* **What you need to do**:
Copy out each line of the data holding "κυρίως".

* **Input data**:
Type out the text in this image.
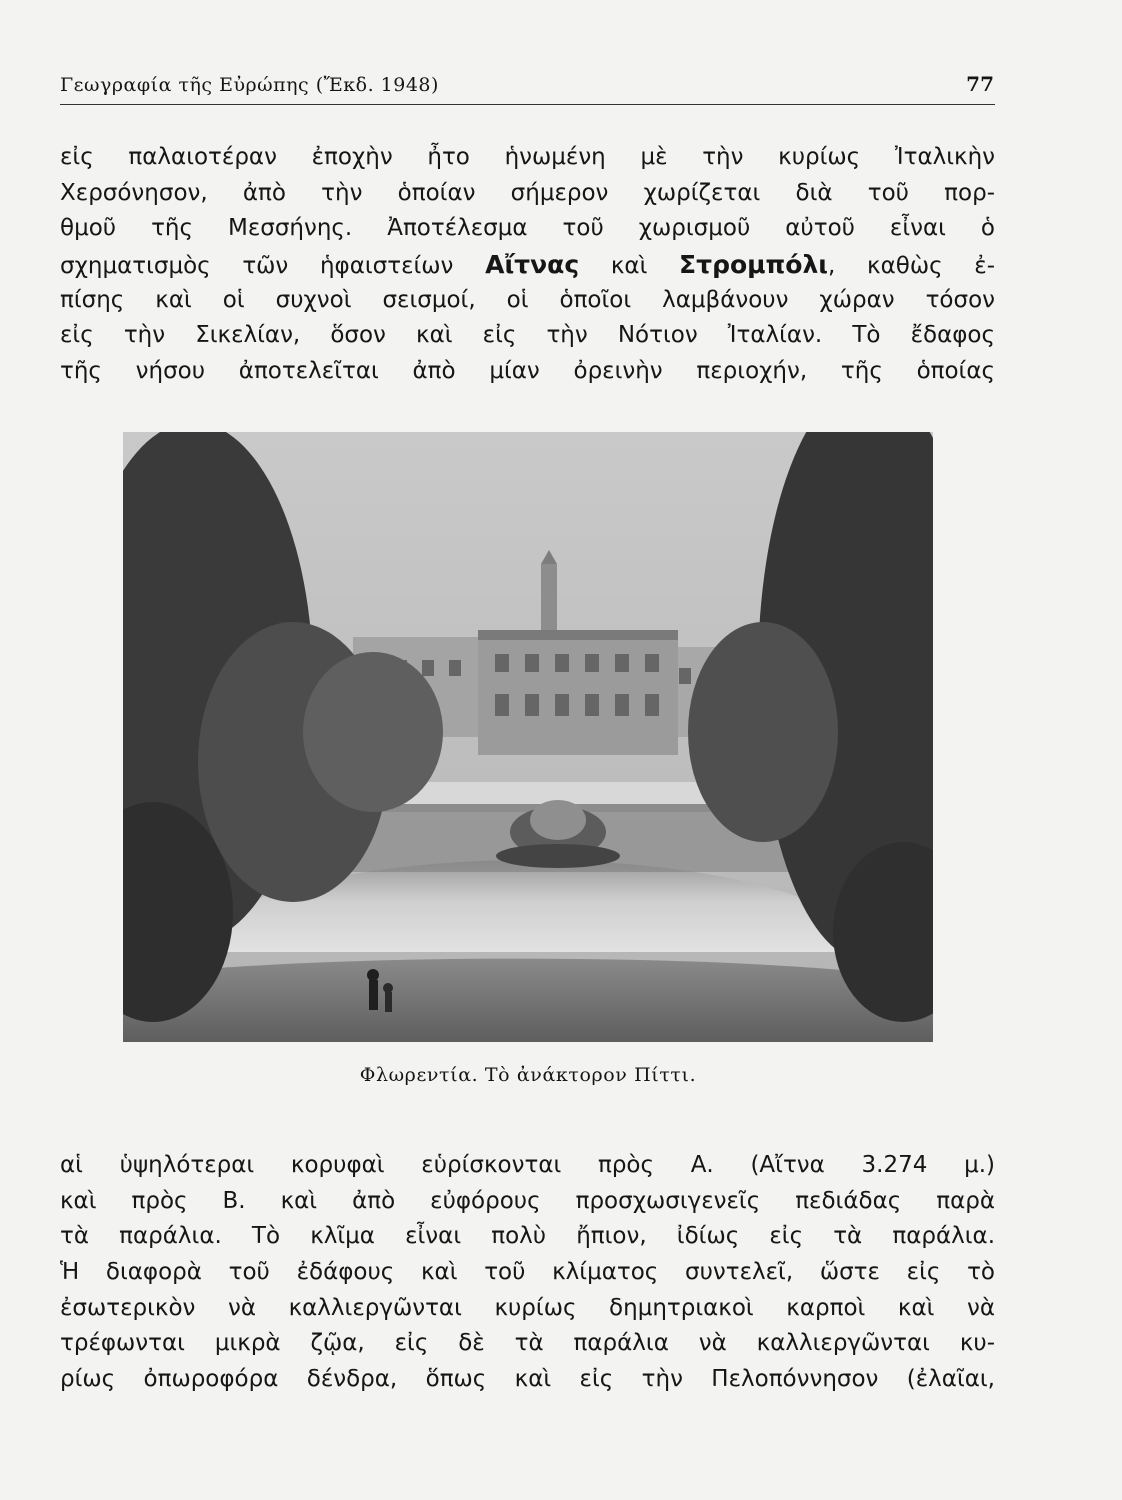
Γεωγραφία τῆς Εὐρώπης (Ἔκδ. 1948)	77
εἰς παλαιοτέραν ἐποχὴν ἦτο ἡνωμένη μὲ τὴν κυρίως Ἰταλικὴν
Χερσόνησον, ἀπὸ τὴν ὁποίαν σήμερον χωρίζεται διὰ τοῦ πορ-
θμοῦ τῆς Μεσσήνης. Ἀποτέλεσμα τοῦ χωρισμοῦ αὐτοῦ εἶναι ὁ
σχηματισμὸς τῶν ἡφαιστείων Αἴτνας καὶ Στρομπόλι, καθὼς ἐ-
πίσης καὶ οἱ συχνοὶ σεισμοί, οἱ ὁποῖοι λαμβάνουν χώραν τόσον
εἰς τὴν Σικελίαν, ὅσον καὶ εἰς τὴν Νότιον Ἰταλίαν. Τὸ ἔδαφος
τῆς νήσου ἀποτελεῖται ἀπὸ μίαν ὀρεινὴν περιοχήν, τῆς ὁποίας
Φλωρεντία. Τὸ ἀνάκτορον Πίττι.
αἱ ὑψηλότεραι κορυφαὶ εὑρίσκονται πρὸς Α. (Αἴτνα 3.274 μ.)
καὶ πρὸς Β. καὶ ἀπὸ εὐφόρους προσχωσιγενεῖς πεδιάδας παρὰ
τὰ παράλια. Τὸ κλῖμα εἶναι πολὺ ἤπιον, ἰδίως εἰς τὰ παράλια.
Ἡ διαφορὰ τοῦ ἐδάφους καὶ τοῦ κλίματος συντελεῖ, ὥστε εἰς τὸ
ἐσωτερικὸν νὰ καλλιεργῶνται κυρίως δημητριακοὶ καρποὶ καὶ νὰ
τρέφωνται μικρὰ ζῷα, εἰς δὲ τὰ παράλια νὰ καλλιεργῶνται κυ-
ρίως ὀπωροφόρα δένδρα, ὅπως καὶ εἰς τὴν Πελοπόννησον (ἐλαῖαι,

* **Finished task**:
εἰς παλαιοτέραν ἐποχὴν ἦτο ἡνωμένη μὲ τὴν κυρίως Ἰταλικὴν
ἐσωτερικὸν νὰ καλλιεργῶνται κυρίως δημητριακοὶ καρποὶ καὶ νὰ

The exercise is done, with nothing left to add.